(Stored records)
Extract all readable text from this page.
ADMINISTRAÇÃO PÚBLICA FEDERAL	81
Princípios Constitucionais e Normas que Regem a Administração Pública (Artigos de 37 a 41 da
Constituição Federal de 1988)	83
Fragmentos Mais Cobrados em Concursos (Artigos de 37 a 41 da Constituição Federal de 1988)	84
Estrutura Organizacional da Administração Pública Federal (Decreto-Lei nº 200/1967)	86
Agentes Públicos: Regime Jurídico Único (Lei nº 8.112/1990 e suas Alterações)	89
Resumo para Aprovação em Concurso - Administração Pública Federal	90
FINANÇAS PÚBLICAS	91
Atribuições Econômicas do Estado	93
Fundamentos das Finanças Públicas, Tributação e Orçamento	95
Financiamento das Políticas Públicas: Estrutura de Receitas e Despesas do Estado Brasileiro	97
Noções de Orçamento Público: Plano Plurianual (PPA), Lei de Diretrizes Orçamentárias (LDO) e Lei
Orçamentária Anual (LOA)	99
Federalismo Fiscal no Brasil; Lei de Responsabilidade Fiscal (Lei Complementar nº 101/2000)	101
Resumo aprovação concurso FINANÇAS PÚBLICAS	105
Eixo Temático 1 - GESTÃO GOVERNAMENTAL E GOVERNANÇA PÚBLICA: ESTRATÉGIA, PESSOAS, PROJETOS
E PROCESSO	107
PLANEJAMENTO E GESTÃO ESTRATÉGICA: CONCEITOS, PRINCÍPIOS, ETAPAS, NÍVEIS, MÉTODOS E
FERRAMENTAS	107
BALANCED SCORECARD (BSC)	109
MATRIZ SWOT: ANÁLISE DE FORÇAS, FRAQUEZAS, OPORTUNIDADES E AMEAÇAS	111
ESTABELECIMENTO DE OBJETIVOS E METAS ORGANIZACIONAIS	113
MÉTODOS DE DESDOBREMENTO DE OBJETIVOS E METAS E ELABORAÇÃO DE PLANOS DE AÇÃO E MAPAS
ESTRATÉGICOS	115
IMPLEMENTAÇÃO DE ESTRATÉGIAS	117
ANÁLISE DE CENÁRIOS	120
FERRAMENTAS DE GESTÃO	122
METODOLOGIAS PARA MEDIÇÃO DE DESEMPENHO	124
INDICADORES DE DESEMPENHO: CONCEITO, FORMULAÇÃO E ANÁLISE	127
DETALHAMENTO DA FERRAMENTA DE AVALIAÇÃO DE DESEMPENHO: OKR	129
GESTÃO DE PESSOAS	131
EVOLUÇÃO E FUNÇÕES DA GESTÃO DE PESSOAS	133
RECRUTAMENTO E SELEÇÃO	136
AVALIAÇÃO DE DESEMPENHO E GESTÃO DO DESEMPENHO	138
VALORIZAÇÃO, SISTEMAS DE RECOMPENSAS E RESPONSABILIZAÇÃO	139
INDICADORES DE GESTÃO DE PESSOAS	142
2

- Written problem: Reproduce every line from the entries that holds the word "METAS".

- The output:
ESTABELECIMENTO DE OBJETIVOS E METAS ORGANIZACIONAIS	113
MÉTODOS DE DESDOBREMENTO DE OBJETIVOS E METAS E ELABORAÇÃO DE PLANOS DE AÇÃO E MAPAS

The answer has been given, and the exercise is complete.